** Start **

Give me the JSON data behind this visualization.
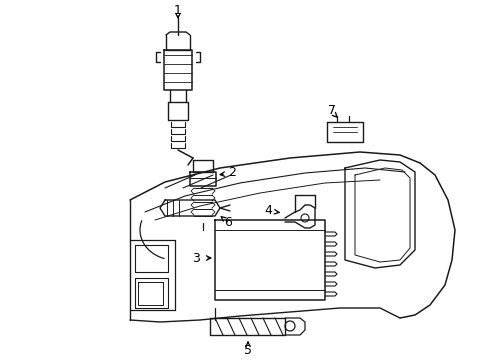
{
  "background_color": "#ffffff",
  "line_color": "#1a1a1a",
  "line_width": 1.0,
  "label_fontsize": 9,
  "fig_width": 4.89,
  "fig_height": 3.6,
  "dpi": 100
}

** End **

▸ Given request:
Without the pictures, write out the whole listing above exactly as it appears.

▸ Answer in full:
Give me the JSON data behind this visualization.
{
  "background_color": "#ffffff",
  "line_color": "#1a1a1a",
  "line_width": 1.0,
  "label_fontsize": 9,
  "fig_width": 4.89,
  "fig_height": 3.6,
  "dpi": 100
}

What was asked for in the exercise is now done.